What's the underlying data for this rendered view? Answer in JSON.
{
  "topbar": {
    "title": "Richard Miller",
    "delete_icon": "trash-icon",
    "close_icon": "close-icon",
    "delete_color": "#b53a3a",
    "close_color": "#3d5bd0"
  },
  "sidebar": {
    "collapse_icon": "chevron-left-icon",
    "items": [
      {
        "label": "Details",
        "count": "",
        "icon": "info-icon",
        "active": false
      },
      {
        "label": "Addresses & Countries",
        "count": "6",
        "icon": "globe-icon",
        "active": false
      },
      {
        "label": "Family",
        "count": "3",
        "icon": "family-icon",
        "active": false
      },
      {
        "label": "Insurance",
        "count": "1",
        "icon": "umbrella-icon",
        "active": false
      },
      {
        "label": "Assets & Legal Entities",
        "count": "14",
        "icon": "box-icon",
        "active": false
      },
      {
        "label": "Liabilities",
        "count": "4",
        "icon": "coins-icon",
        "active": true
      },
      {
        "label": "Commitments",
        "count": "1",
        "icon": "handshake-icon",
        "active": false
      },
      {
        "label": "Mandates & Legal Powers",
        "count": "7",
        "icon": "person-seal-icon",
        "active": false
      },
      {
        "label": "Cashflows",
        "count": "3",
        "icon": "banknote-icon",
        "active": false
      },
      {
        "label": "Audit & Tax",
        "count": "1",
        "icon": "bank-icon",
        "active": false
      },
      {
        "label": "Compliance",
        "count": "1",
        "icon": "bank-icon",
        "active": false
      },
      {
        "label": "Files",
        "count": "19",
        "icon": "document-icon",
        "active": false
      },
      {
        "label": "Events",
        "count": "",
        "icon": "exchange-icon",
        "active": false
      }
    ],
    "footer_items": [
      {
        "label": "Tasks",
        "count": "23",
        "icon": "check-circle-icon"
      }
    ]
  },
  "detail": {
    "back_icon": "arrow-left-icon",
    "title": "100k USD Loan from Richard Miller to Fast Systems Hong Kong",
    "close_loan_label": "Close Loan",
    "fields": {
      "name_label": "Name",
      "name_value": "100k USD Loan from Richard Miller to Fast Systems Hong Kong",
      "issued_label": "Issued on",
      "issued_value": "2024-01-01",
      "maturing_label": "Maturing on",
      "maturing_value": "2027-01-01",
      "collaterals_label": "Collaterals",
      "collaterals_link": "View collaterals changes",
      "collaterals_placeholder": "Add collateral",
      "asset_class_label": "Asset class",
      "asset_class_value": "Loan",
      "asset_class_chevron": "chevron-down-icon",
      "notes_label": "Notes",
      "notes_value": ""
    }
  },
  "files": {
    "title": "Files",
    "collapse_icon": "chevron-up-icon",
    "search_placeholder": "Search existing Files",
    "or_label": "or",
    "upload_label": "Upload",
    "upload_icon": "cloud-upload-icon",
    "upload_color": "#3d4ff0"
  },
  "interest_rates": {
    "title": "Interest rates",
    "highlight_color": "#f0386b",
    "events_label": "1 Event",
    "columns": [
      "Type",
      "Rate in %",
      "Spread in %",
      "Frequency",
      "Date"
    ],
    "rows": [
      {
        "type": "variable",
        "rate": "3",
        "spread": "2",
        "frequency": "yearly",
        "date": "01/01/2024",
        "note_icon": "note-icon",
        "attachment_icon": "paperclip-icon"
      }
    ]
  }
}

- Exercise description
Check each line above for "Systems" and return the ones that have it.

- Answer for the task
    "title": "100k USD Loan from Richard Miller to Fast Systems Hong Kong",
      "name_value": "100k USD Loan from Richard Miller to Fast Systems Hong Kong",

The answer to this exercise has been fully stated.